→ REQUIREMENTS:
Read through the data and report every line in which the word "JSON" occurs.

→ WORKING DATA:

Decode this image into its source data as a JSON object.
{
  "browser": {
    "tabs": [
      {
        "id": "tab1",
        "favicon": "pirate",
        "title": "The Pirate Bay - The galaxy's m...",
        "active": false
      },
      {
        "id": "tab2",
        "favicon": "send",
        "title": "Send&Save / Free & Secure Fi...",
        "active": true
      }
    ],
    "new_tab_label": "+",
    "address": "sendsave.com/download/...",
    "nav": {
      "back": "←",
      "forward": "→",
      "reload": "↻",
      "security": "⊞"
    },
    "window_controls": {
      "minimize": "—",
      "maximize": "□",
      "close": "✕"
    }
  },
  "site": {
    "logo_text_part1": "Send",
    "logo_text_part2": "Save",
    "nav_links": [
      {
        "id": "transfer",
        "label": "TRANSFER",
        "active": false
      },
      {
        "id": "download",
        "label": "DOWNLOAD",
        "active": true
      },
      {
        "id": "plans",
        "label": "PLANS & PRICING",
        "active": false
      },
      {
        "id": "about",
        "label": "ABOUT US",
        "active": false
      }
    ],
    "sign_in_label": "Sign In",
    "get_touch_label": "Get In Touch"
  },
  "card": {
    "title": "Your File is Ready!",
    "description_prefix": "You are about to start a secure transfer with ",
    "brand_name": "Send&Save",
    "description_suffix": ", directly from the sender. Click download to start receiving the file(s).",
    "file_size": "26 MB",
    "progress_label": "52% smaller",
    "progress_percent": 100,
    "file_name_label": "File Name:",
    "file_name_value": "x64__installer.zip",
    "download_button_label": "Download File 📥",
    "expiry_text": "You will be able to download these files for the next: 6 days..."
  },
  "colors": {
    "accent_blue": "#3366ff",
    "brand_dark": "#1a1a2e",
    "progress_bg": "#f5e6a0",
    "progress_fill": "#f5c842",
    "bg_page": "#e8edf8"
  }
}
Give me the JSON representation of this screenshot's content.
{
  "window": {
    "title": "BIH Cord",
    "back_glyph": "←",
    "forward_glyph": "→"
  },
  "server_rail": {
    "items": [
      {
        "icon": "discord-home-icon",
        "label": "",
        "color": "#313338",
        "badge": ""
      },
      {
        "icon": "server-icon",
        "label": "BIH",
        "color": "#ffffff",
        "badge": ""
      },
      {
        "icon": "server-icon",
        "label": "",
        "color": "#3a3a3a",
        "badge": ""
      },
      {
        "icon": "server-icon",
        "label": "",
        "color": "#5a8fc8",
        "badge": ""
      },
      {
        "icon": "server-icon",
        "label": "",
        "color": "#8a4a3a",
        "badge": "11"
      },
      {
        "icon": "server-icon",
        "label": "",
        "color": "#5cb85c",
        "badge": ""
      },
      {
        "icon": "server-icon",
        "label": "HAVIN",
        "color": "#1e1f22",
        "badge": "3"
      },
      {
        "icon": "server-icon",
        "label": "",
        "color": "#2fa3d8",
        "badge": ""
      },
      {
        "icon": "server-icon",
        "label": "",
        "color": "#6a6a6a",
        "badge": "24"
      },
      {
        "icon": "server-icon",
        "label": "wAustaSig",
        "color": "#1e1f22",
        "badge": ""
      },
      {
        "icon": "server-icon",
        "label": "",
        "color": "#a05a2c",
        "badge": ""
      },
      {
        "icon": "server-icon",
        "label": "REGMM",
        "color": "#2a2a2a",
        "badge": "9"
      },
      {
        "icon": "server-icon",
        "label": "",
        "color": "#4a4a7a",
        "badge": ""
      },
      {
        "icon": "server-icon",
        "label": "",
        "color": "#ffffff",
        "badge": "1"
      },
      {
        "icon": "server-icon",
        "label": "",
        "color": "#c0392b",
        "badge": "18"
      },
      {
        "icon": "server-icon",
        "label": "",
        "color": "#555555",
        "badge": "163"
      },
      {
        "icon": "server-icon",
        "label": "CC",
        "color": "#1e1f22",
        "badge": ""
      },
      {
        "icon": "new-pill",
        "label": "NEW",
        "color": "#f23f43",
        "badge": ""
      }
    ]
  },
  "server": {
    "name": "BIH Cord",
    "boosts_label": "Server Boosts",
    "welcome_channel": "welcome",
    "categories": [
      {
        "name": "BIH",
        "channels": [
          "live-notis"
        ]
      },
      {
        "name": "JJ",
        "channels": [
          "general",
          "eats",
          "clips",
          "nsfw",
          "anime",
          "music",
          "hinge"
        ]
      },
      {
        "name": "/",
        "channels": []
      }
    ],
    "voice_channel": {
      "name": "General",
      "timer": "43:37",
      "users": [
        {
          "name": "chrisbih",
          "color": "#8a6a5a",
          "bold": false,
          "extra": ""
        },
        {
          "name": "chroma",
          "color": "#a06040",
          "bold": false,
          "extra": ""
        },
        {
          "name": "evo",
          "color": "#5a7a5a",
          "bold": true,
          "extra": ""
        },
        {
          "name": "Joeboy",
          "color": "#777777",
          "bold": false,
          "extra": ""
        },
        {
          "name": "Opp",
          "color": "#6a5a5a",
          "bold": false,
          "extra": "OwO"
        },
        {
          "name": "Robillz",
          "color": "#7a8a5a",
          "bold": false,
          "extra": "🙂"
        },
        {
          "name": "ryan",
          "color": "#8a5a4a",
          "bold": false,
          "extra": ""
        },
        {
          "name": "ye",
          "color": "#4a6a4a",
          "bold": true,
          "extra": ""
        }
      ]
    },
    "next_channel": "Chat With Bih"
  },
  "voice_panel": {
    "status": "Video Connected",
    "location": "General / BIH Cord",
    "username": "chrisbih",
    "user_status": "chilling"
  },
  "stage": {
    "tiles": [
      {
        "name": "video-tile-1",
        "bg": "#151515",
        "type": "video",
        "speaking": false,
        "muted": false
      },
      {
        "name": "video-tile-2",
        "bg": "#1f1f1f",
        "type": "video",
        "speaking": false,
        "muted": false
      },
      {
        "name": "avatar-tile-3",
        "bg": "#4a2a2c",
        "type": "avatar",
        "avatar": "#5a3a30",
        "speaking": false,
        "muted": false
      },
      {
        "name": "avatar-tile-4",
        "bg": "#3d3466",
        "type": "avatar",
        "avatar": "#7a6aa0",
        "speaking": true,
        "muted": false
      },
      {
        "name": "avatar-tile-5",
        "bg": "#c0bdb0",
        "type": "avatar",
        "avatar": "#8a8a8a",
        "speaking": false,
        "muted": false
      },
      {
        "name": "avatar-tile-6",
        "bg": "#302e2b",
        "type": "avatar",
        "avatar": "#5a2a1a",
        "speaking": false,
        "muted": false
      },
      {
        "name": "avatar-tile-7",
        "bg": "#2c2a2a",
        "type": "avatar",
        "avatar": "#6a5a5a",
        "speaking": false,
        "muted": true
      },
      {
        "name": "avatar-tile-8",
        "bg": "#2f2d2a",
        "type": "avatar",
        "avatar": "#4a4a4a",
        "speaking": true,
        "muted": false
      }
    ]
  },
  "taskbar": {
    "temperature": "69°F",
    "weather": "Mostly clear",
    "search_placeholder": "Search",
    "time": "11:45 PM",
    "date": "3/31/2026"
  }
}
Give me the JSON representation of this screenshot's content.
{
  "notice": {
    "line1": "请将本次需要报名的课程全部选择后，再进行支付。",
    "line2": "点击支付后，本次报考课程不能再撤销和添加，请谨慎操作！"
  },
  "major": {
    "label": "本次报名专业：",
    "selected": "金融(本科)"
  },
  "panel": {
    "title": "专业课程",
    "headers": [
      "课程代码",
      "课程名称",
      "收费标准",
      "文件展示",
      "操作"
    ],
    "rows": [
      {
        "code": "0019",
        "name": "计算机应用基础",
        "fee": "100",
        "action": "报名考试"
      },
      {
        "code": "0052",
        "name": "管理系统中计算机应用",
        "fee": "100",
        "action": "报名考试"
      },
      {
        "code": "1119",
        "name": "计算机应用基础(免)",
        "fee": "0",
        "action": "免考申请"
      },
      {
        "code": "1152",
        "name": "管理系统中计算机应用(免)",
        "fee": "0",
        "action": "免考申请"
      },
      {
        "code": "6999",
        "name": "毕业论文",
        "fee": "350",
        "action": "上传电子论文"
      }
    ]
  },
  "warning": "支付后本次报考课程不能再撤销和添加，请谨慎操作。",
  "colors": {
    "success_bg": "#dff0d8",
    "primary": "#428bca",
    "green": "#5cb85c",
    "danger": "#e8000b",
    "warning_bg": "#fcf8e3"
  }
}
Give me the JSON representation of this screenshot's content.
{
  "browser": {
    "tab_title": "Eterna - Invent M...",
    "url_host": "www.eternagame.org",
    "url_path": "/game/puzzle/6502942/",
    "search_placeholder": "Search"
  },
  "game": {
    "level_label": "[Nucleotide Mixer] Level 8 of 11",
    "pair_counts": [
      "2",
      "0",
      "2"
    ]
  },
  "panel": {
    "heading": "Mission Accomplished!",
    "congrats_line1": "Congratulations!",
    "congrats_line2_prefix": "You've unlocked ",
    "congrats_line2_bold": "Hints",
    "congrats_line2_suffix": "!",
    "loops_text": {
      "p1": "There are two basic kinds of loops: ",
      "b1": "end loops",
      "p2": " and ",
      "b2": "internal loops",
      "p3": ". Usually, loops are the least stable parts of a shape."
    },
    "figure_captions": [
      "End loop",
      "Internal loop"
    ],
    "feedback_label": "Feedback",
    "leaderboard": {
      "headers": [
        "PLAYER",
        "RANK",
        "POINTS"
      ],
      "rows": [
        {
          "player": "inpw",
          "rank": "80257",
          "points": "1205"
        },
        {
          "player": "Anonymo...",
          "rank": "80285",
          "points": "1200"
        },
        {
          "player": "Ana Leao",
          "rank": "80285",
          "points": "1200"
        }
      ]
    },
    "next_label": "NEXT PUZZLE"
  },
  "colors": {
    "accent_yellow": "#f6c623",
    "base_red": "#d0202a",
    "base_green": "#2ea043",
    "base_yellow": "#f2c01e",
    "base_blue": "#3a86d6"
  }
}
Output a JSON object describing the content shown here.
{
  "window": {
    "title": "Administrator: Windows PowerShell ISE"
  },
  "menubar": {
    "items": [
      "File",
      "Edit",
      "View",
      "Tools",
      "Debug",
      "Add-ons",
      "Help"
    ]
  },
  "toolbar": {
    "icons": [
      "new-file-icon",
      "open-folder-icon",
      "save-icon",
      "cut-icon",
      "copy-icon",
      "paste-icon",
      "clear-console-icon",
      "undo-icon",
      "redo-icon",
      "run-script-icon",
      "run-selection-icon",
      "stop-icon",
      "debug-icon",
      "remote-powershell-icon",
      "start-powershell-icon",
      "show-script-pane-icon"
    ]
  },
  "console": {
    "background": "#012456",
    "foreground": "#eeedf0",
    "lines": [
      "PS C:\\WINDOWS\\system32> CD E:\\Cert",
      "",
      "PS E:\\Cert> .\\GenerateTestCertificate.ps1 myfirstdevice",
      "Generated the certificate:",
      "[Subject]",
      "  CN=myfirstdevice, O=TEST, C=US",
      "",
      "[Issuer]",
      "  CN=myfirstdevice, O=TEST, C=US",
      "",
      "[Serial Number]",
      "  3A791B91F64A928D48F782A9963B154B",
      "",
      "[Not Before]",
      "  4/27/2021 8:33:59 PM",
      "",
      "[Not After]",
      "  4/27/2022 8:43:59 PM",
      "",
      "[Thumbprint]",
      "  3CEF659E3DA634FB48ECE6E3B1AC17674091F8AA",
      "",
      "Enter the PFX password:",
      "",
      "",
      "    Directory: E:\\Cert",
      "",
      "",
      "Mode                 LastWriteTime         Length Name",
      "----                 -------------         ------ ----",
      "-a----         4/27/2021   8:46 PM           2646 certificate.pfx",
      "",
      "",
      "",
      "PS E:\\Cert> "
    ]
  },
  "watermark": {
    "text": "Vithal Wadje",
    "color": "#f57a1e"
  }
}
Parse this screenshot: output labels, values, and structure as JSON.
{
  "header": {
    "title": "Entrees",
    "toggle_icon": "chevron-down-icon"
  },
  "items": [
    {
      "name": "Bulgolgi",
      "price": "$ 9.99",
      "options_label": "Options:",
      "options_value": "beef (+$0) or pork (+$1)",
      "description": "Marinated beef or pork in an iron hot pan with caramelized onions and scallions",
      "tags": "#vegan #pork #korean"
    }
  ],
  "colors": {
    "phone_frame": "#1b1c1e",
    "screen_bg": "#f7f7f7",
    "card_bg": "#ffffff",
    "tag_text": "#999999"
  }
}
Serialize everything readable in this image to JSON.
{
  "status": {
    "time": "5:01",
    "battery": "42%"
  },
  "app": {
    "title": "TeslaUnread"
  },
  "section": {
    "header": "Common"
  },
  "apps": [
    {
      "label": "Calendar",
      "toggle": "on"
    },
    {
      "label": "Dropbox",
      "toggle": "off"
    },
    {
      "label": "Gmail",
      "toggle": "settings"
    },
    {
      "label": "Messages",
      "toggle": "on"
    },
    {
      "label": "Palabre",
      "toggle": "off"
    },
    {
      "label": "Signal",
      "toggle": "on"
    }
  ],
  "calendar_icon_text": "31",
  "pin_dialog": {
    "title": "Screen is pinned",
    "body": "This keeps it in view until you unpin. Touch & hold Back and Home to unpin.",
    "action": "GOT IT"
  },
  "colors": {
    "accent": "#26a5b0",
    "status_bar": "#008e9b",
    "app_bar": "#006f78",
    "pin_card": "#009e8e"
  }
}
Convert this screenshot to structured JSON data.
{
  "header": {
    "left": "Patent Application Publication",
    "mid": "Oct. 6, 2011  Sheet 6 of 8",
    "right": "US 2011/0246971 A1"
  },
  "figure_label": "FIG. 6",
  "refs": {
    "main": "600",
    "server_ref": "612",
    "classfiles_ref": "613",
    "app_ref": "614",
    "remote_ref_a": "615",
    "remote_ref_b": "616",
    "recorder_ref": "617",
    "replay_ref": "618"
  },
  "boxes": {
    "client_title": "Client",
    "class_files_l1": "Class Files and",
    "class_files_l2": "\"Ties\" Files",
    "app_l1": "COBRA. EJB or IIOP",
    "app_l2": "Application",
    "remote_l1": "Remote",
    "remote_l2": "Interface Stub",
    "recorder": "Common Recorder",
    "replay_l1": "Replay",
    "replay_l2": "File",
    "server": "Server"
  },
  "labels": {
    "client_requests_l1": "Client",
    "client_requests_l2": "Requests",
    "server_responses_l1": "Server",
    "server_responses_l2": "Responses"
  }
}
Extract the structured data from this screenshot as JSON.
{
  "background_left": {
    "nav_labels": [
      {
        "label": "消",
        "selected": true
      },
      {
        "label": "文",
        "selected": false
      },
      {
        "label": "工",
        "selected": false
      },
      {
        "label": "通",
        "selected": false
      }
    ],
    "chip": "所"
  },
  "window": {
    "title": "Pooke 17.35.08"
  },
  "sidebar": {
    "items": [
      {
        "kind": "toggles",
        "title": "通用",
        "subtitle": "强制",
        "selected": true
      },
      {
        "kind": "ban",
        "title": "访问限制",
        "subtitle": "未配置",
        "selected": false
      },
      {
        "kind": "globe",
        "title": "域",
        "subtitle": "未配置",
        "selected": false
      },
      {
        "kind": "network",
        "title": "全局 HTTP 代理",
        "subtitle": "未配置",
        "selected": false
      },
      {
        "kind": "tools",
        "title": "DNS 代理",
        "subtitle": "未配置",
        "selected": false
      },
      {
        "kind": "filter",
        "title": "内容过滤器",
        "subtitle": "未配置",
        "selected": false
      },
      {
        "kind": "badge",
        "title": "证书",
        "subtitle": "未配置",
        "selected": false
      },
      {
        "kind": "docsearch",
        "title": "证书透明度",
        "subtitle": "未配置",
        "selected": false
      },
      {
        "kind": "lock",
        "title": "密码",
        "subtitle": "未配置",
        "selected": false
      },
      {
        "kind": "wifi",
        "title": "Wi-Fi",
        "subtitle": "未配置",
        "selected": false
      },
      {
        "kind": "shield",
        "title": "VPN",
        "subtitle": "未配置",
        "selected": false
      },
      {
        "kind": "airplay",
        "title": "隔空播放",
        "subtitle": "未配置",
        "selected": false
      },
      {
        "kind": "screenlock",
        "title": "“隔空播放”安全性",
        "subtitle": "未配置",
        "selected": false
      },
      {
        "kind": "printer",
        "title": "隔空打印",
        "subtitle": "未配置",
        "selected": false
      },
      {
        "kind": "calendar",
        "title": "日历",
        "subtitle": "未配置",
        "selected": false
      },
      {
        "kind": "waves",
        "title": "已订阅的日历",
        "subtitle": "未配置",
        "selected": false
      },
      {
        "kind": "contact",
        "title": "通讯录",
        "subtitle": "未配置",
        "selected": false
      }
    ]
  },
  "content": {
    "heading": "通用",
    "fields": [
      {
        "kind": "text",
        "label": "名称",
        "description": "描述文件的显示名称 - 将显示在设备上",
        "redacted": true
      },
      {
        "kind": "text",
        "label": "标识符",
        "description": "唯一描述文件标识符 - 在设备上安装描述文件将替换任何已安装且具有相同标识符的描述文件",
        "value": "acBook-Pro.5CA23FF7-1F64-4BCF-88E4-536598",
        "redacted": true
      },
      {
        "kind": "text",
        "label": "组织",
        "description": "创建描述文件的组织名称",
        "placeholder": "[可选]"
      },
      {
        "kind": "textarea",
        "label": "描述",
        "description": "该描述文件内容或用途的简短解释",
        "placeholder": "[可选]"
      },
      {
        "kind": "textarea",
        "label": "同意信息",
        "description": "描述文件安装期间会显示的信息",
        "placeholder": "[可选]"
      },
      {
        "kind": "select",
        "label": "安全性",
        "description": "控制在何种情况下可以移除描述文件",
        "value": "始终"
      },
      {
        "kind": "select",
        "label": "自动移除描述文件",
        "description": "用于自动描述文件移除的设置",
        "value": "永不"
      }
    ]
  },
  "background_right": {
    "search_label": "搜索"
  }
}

→ RESPONSE FOR THIS EXERCISE:
Decode this image into its source data as a JSON object.
Give me the JSON representation of this screenshot's content.
Give me the JSON representation of this screenshot's content.
Give me the JSON representation of this screenshot's content.
Output a JSON object describing the content shown here.
Parse this screenshot: output labels, values, and structure as JSON.
Serialize everything readable in this image to JSON.
Convert this screenshot to structured JSON data.
Extract the structured data from this screenshot as JSON.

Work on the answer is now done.